### [Task details]
Read through the records below and copy each line that uses the word "name".

### [Available data]
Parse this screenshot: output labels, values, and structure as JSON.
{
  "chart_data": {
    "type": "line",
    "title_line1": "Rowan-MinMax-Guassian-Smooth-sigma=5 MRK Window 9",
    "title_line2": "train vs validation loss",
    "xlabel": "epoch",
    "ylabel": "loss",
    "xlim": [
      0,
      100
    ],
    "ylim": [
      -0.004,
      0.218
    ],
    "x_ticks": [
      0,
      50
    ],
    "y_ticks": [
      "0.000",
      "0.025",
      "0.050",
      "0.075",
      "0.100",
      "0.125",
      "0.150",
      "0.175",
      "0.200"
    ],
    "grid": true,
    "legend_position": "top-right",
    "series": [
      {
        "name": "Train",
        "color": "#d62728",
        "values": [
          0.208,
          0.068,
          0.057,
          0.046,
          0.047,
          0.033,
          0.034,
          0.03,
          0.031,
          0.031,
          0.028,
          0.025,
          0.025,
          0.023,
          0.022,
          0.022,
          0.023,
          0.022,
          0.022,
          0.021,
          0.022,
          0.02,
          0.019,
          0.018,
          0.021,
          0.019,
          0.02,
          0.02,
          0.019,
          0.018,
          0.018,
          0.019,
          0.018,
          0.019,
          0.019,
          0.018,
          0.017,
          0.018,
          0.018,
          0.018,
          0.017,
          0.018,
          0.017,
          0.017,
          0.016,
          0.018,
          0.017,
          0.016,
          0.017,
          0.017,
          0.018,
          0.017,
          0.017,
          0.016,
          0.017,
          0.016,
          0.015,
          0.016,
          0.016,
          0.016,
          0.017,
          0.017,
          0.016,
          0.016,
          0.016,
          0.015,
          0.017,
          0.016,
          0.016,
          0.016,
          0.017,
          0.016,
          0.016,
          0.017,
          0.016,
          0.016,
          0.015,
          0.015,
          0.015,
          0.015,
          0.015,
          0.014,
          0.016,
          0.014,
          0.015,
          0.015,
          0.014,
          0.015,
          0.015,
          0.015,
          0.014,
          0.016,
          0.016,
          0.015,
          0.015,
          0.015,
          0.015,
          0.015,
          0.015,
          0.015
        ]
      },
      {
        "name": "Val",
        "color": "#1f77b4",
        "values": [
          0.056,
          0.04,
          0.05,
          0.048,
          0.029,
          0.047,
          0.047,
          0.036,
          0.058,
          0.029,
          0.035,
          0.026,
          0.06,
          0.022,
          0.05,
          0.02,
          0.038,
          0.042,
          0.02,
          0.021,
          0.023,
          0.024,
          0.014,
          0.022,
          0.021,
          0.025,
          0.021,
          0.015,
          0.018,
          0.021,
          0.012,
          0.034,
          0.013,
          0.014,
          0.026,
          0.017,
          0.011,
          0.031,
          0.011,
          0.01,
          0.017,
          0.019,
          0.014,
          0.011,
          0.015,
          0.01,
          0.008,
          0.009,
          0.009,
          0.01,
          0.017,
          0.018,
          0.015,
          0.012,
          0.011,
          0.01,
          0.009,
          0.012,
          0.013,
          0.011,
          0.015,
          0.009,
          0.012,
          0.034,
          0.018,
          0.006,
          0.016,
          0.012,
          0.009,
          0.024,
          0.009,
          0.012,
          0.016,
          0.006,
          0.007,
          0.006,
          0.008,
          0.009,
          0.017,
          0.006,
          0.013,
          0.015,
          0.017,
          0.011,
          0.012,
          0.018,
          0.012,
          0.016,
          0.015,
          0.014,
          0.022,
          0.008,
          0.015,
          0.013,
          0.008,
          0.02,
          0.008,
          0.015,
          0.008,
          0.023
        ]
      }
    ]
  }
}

--

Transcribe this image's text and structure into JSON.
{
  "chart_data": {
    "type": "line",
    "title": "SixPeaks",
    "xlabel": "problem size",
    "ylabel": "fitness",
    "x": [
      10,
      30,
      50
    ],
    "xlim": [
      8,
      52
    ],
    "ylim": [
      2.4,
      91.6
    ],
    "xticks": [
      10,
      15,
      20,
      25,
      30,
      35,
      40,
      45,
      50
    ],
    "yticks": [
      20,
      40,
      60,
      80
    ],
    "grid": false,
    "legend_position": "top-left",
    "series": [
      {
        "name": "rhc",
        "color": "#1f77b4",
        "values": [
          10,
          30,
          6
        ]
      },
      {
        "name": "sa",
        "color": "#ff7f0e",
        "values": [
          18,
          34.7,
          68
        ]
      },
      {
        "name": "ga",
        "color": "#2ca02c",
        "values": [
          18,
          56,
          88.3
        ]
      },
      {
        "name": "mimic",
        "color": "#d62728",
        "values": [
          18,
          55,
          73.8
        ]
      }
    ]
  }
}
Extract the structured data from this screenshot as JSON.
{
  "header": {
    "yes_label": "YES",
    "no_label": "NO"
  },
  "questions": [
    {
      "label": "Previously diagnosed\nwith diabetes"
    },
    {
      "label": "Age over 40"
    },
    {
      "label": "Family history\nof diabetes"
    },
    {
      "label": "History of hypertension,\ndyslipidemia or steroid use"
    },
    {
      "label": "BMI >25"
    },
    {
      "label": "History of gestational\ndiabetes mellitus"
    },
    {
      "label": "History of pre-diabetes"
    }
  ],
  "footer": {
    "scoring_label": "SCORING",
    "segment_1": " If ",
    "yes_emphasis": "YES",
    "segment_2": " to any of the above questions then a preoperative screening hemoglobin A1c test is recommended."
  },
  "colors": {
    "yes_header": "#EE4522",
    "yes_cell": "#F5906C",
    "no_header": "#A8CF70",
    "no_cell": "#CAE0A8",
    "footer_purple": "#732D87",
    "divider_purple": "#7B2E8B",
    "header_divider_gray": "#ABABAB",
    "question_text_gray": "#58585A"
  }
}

### [Task solution]
        "name": "Train",
        "name": "Val",
        "name": "rhc",
        "name": "sa",
        "name": "ga",
        "name": "mimic",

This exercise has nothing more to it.